=== WHAT IS EXPECTED ===
Every line holding the string "average" should be gathered.

Figure contents as structured data:
■ ■ ■
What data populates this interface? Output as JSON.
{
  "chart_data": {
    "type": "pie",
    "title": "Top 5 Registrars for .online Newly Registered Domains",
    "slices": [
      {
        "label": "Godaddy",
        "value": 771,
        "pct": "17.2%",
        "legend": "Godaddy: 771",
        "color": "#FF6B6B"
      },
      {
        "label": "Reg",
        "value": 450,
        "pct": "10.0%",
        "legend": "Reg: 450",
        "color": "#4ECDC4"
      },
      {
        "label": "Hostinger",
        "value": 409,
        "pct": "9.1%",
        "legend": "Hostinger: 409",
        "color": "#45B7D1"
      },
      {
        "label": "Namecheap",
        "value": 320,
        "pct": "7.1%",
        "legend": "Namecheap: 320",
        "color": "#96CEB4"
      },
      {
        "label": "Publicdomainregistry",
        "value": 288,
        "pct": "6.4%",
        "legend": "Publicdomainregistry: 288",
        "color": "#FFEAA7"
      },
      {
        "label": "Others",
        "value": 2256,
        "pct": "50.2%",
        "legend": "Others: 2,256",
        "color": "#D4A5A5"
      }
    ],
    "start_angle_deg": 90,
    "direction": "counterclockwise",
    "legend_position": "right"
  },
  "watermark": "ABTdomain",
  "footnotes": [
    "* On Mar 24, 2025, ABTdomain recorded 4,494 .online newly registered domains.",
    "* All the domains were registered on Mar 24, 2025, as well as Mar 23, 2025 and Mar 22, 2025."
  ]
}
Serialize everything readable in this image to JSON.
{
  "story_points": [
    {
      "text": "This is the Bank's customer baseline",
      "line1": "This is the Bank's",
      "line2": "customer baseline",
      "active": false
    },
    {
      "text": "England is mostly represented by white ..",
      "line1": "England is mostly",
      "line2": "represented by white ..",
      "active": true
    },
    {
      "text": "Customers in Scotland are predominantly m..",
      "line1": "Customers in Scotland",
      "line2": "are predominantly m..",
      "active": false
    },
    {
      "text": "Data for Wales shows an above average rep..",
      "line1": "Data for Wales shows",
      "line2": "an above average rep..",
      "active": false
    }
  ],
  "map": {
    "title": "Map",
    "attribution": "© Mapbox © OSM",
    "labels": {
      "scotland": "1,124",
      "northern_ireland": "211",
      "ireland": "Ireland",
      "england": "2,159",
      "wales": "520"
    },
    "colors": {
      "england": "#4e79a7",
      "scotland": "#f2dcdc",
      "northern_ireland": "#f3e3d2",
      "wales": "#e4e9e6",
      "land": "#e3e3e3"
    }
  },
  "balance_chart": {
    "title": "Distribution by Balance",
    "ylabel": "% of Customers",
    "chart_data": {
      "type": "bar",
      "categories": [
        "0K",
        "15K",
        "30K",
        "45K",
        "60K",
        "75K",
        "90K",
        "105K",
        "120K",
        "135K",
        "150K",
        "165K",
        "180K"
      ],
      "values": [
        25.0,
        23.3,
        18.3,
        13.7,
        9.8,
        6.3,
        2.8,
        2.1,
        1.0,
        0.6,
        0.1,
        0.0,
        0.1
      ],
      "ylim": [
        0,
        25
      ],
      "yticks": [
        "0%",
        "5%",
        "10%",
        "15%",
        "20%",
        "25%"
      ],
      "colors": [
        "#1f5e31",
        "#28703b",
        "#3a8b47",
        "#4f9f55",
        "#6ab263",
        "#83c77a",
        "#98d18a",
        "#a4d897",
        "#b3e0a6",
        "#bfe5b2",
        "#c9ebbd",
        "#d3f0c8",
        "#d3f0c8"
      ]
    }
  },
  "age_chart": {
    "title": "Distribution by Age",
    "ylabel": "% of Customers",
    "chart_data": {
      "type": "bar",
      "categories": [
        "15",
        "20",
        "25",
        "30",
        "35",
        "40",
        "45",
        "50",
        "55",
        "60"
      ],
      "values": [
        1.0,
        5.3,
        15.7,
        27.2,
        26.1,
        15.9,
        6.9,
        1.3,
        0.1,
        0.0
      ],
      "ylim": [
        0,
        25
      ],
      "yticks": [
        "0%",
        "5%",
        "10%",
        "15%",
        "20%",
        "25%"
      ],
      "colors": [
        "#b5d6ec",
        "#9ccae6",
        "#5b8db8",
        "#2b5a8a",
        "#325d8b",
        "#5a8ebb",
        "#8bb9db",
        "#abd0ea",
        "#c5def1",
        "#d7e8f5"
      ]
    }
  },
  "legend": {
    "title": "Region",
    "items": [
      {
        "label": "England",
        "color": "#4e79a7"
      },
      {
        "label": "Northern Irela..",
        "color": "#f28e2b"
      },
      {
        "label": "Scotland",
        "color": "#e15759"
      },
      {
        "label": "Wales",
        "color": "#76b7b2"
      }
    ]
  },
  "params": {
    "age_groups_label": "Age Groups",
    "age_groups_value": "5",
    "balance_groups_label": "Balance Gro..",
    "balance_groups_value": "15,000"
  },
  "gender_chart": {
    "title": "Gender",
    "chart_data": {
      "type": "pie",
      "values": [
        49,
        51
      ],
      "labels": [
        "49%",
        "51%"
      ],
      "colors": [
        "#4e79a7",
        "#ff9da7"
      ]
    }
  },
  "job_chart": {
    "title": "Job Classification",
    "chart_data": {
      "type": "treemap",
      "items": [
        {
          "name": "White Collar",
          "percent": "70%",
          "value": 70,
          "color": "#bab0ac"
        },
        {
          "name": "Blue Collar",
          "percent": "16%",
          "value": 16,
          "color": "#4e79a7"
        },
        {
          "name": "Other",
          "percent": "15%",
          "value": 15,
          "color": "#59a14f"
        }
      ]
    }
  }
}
■ ■ ■
=== EXERCISE OUTPUT ===
      "text": "Data for Wales shows an above average rep..",
      "line2": "an above average rep..",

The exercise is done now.